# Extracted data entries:

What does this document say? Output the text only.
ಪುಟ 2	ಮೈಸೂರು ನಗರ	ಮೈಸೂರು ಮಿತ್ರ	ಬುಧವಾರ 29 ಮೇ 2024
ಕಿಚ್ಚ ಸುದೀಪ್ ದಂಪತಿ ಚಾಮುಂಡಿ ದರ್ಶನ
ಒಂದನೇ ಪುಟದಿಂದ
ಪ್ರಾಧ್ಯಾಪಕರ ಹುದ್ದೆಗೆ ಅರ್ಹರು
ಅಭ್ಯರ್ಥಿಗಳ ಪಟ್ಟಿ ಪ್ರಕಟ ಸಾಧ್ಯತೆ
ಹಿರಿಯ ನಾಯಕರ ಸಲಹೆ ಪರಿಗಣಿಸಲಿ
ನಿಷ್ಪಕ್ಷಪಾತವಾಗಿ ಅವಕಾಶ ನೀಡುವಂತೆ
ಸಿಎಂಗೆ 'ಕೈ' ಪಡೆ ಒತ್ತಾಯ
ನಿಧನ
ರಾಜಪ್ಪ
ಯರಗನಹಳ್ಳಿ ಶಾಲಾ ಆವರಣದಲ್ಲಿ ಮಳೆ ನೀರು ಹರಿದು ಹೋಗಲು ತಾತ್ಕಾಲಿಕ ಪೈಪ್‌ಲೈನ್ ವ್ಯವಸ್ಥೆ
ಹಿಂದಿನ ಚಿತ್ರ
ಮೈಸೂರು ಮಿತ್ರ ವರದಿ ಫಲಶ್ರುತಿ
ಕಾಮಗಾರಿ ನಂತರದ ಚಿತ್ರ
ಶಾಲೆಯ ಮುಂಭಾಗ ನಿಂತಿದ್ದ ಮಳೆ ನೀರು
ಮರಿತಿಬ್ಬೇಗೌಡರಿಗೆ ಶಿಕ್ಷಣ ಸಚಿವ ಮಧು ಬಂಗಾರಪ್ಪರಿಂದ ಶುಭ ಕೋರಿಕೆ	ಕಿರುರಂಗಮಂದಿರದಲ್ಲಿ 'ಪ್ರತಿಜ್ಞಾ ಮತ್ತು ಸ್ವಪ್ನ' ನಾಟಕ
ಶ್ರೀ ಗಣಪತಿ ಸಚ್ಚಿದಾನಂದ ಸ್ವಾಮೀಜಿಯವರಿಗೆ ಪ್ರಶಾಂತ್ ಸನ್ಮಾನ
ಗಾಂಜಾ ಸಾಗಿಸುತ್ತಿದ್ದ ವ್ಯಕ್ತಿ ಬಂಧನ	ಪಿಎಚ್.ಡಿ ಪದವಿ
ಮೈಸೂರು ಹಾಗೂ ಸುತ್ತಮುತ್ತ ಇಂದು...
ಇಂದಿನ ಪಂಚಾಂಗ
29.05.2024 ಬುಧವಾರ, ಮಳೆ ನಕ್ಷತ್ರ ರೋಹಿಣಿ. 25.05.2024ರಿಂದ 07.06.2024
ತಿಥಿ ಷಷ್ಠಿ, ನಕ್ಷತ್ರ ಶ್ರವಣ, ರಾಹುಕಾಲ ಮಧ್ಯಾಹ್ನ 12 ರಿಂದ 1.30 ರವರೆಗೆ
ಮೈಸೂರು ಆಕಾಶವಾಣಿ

# WHAT YOU SHOULD DO:
Please set down the whole listing above without altering a single line.

# SOLUTION TO THE PROBLEM:
What does this document say? Output the text only.
ಪುಟ 2	ಮೈಸೂರು ನಗರ	ಮೈಸೂರು ಮಿತ್ರ	ಬುಧವಾರ 29 ಮೇ 2024
ಕಿಚ್ಚ ಸುದೀಪ್ ದಂಪತಿ ಚಾಮುಂಡಿ ದರ್ಶನ
ಒಂದನೇ ಪುಟದಿಂದ
ಪ್ರಾಧ್ಯಾಪಕರ ಹುದ್ದೆಗೆ ಅರ್ಹರು
ಅಭ್ಯರ್ಥಿಗಳ ಪಟ್ಟಿ ಪ್ರಕಟ ಸಾಧ್ಯತೆ
ಹಿರಿಯ ನಾಯಕರ ಸಲಹೆ ಪರಿಗಣಿಸಲಿ
ನಿಷ್ಪಕ್ಷಪಾತವಾಗಿ ಅವಕಾಶ ನೀಡುವಂತೆ
ಸಿಎಂಗೆ 'ಕೈ' ಪಡೆ ಒತ್ತಾಯ
ನಿಧನ
ರಾಜಪ್ಪ
ಯರಗನಹಳ್ಳಿ ಶಾಲಾ ಆವರಣದಲ್ಲಿ ಮಳೆ ನೀರು ಹರಿದು ಹೋಗಲು ತಾತ್ಕಾಲಿಕ ಪೈಪ್‌ಲೈನ್ ವ್ಯವಸ್ಥೆ
ಹಿಂದಿನ ಚಿತ್ರ
ಮೈಸೂರು ಮಿತ್ರ ವರದಿ ಫಲಶ್ರುತಿ
ಕಾಮಗಾರಿ ನಂತರದ ಚಿತ್ರ
ಶಾಲೆಯ ಮುಂಭಾಗ ನಿಂತಿದ್ದ ಮಳೆ ನೀರು
ಮರಿತಿಬ್ಬೇಗೌಡರಿಗೆ ಶಿಕ್ಷಣ ಸಚಿವ ಮಧು ಬಂಗಾರಪ್ಪರಿಂದ ಶುಭ ಕೋರಿಕೆ	ಕಿರುರಂಗಮಂದಿರದಲ್ಲಿ 'ಪ್ರತಿಜ್ಞಾ ಮತ್ತು ಸ್ವಪ್ನ' ನಾಟಕ
ಶ್ರೀ ಗಣಪತಿ ಸಚ್ಚಿದಾನಂದ ಸ್ವಾಮೀಜಿಯವರಿಗೆ ಪ್ರಶಾಂತ್ ಸನ್ಮಾನ
ಗಾಂಜಾ ಸಾಗಿಸುತ್ತಿದ್ದ ವ್ಯಕ್ತಿ ಬಂಧನ	ಪಿಎಚ್.ಡಿ ಪದವಿ
ಮೈಸೂರು ಹಾಗೂ ಸುತ್ತಮುತ್ತ ಇಂದು...
ಇಂದಿನ ಪಂಚಾಂಗ
29.05.2024 ಬುಧವಾರ, ಮಳೆ ನಕ್ಷತ್ರ ರೋಹಿಣಿ. 25.05.2024ರಿಂದ 07.06.2024
ತಿಥಿ ಷಷ್ಠಿ, ನಕ್ಷತ್ರ ಶ್ರವಣ, ರಾಹುಕಾಲ ಮಧ್ಯಾಹ್ನ 12 ರಿಂದ 1.30 ರವರೆಗೆ
ಮೈಸೂರು ಆಕಾಶವಾಣಿ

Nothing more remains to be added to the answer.